### PROVIDED MATERIAL
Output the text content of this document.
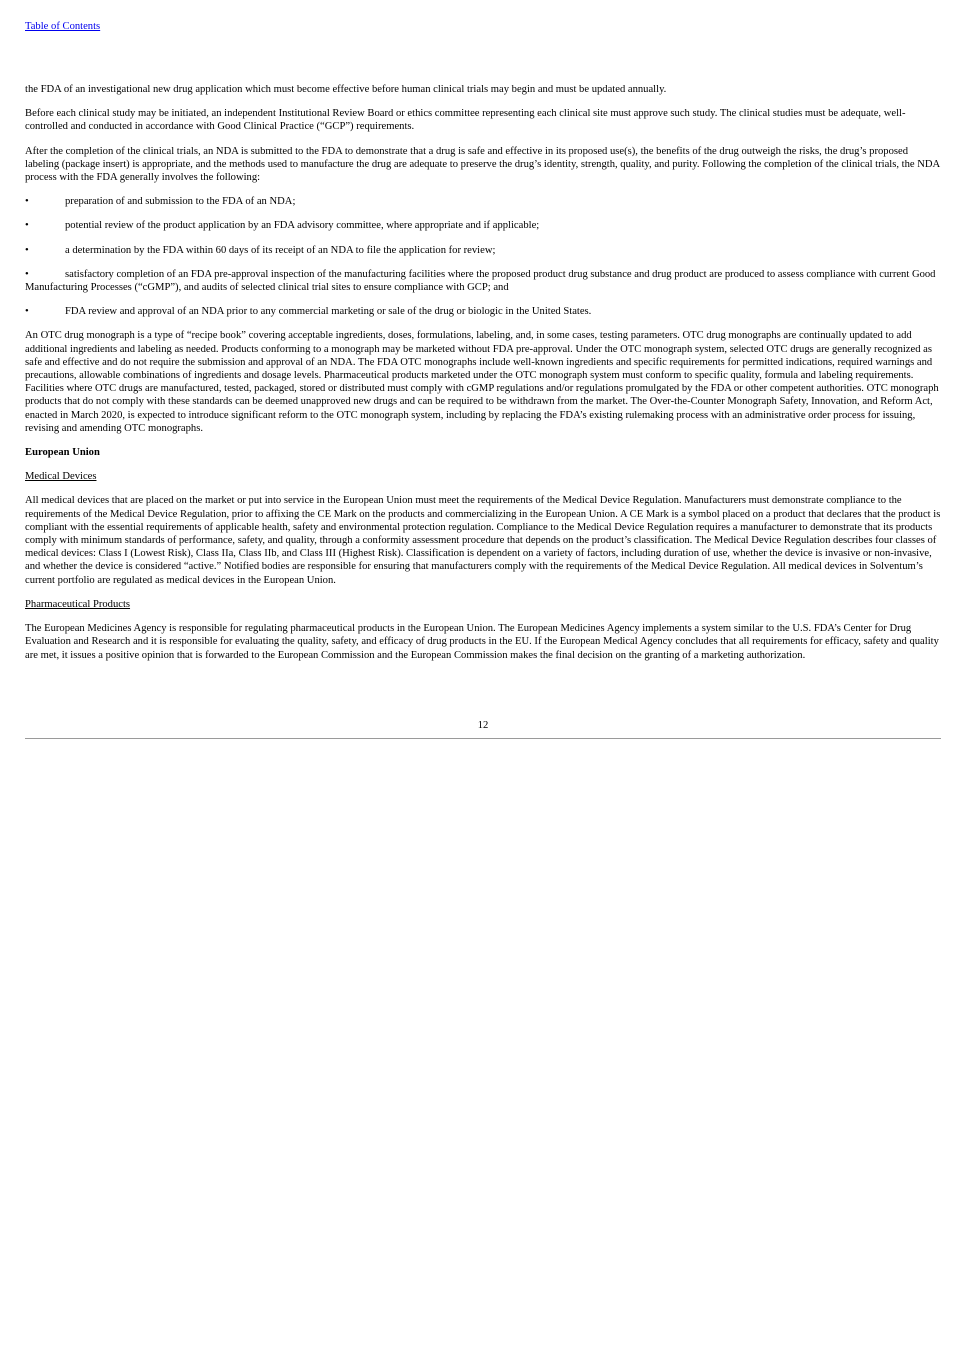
Table of Contents

the FDA of an investigational new drug application which must become effective before human clinical trials may begin and must be updated annually.

Before each clinical study may be initiated, an independent Institutional Review Board or ethics committee representing each clinical site must approve such study. The clinical studies must be adequate, well-controlled and conducted in accordance with Good Clinical Practice (“GCP”) requirements.

After the completion of the clinical trials, an NDA is submitted to the FDA to demonstrate that a drug is safe and effective in its proposed use(s), the benefits of the drug outweigh the risks, the drug’s proposed labeling (package insert) is appropriate, and the methods used to manufacture the drug are adequate to preserve the drug’s identity, strength, quality, and purity. Following the completion of the clinical trials, the NDA process with the FDA generally involves the following:

•	preparation of and submission to the FDA of an NDA;
•	potential review of the product application by an FDA advisory committee, where appropriate and if applicable;
•	a determination by the FDA within 60 days of its receipt of an NDA to file the application for review;
•	satisfactory completion of an FDA pre-approval inspection of the manufacturing facilities where the proposed product drug substance and drug product are produced to assess compliance with current Good Manufacturing Processes (“cGMP”), and audits of selected clinical trial sites to ensure compliance with GCP; and
•	FDA review and approval of an NDA prior to any commercial marketing or sale of the drug or biologic in the United States.

An OTC drug monograph is a type of “recipe book” covering acceptable ingredients, doses, formulations, labeling, and, in some cases, testing parameters. OTC drug monographs are continually updated to add additional ingredients and labeling as needed. Products conforming to a monograph may be marketed without FDA pre-approval. Under the OTC monograph system, selected OTC drugs are generally recognized as safe and effective and do not require the submission and approval of an NDA. The FDA OTC monographs include well-known ingredients and specific requirements for permitted indications, required warnings and precautions, allowable combinations of ingredients and dosage levels. Pharmaceutical products marketed under the OTC monograph system must conform to specific quality, formula and labeling requirements. Facilities where OTC drugs are manufactured, tested, packaged, stored or distributed must comply with cGMP regulations and/or regulations promulgated by the FDA or other competent authorities. OTC monograph products that do not comply with these standards can be deemed unapproved new drugs and can be required to be withdrawn from the market. The Over-the-Counter Monograph Safety, Innovation, and Reform Act, enacted in March 2020, is expected to introduce significant reform to the OTC monograph system, including by replacing the FDA’s existing rulemaking process with an administrative order process for issuing, revising and amending OTC monographs.

European Union
Medical Devices

All medical devices that are placed on the market or put into service in the European Union must meet the requirements of the Medical Device Regulation. Manufacturers must demonstrate compliance to the requirements of the Medical Device Regulation, prior to affixing the CE Mark on the products and commercializing in the European Union. A CE Mark is a symbol placed on a product that declares that the product is compliant with the essential requirements of applicable health, safety and environmental protection regulation. Compliance to the Medical Device Regulation requires a manufacturer to demonstrate that its products comply with minimum standards of performance, safety, and quality, through a conformity assessment procedure that depends on the product’s classification. The Medical Device Regulation describes four classes of medical devices: Class I (Lowest Risk), Class IIa, Class IIb, and Class III (Highest Risk). Classification is dependent on a variety of factors, including duration of use, whether the device is invasive or non-invasive, and whether the device is considered “active.” Notified bodies are responsible for ensuring that manufacturers comply with the requirements of the Medical Device Regulation. All medical devices in Solventum’s current portfolio are regulated as medical devices in the European Union.

Pharmaceutical Products

The European Medicines Agency is responsible for regulating pharmaceutical products in the European Union. The European Medicines Agency implements a system similar to the U.S. FDA’s Center for Drug Evaluation and Research and it is responsible for evaluating the quality, safety, and efficacy of drug products in the EU. If the European Medical Agency concludes that all requirements for efficacy, safety and quality are met, it issues a positive opinion that is forwarded to the European Commission and the European Commission makes the final decision on the granting of a marketing authorization.

12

### STATED EXERCISE
Repeat the material exactly as it reads, without any of its pictures.

### ANSWER BELOW
Output the text content of this document.
Table of Contents

the FDA of an investigational new drug application which must become effective before human clinical trials may begin and must be updated annually.

Before each clinical study may be initiated, an independent Institutional Review Board or ethics committee representing each clinical site must approve such study. The clinical studies must be adequate, well-controlled and conducted in accordance with Good Clinical Practice (“GCP”) requirements.

After the completion of the clinical trials, an NDA is submitted to the FDA to demonstrate that a drug is safe and effective in its proposed use(s), the benefits of the drug outweigh the risks, the drug’s proposed labeling (package insert) is appropriate, and the methods used to manufacture the drug are adequate to preserve the drug’s identity, strength, quality, and purity. Following the completion of the clinical trials, the NDA process with the FDA generally involves the following:

•	preparation of and submission to the FDA of an NDA;
•	potential review of the product application by an FDA advisory committee, where appropriate and if applicable;
•	a determination by the FDA within 60 days of its receipt of an NDA to file the application for review;
•	satisfactory completion of an FDA pre-approval inspection of the manufacturing facilities where the proposed product drug substance and drug product are produced to assess compliance with current Good Manufacturing Processes (“cGMP”), and audits of selected clinical trial sites to ensure compliance with GCP; and
•	FDA review and approval of an NDA prior to any commercial marketing or sale of the drug or biologic in the United States.

An OTC drug monograph is a type of “recipe book” covering acceptable ingredients, doses, formulations, labeling, and, in some cases, testing parameters. OTC drug monographs are continually updated to add additional ingredients and labeling as needed. Products conforming to a monograph may be marketed without FDA pre-approval. Under the OTC monograph system, selected OTC drugs are generally recognized as safe and effective and do not require the submission and approval of an NDA. The FDA OTC monographs include well-known ingredients and specific requirements for permitted indications, required warnings and precautions, allowable combinations of ingredients and dosage levels. Pharmaceutical products marketed under the OTC monograph system must conform to specific quality, formula and labeling requirements. Facilities where OTC drugs are manufactured, tested, packaged, stored or distributed must comply with cGMP regulations and/or regulations promulgated by the FDA or other competent authorities. OTC monograph products that do not comply with these standards can be deemed unapproved new drugs and can be required to be withdrawn from the market. The Over-the-Counter Monograph Safety, Innovation, and Reform Act, enacted in March 2020, is expected to introduce significant reform to the OTC monograph system, including by replacing the FDA’s existing rulemaking process with an administrative order process for issuing, revising and amending OTC monographs.

European Union
Medical Devices

All medical devices that are placed on the market or put into service in the European Union must meet the requirements of the Medical Device Regulation. Manufacturers must demonstrate compliance to the requirements of the Medical Device Regulation, prior to affixing the CE Mark on the products and commercializing in the European Union. A CE Mark is a symbol placed on a product that declares that the product is compliant with the essential requirements of applicable health, safety and environmental protection regulation. Compliance to the Medical Device Regulation requires a manufacturer to demonstrate that its products comply with minimum standards of performance, safety, and quality, through a conformity assessment procedure that depends on the product’s classification. The Medical Device Regulation describes four classes of medical devices: Class I (Lowest Risk), Class IIa, Class IIb, and Class III (Highest Risk). Classification is dependent on a variety of factors, including duration of use, whether the device is invasive or non-invasive, and whether the device is considered “active.” Notified bodies are responsible for ensuring that manufacturers comply with the requirements of the Medical Device Regulation. All medical devices in Solventum’s current portfolio are regulated as medical devices in the European Union.

Pharmaceutical Products

The European Medicines Agency is responsible for regulating pharmaceutical products in the European Union. The European Medicines Agency implements a system similar to the U.S. FDA’s Center for Drug Evaluation and Research and it is responsible for evaluating the quality, safety, and efficacy of drug products in the EU. If the European Medical Agency concludes that all requirements for efficacy, safety and quality are met, it issues a positive opinion that is forwarded to the European Commission and the European Commission makes the final decision on the granting of a marketing authorization.

12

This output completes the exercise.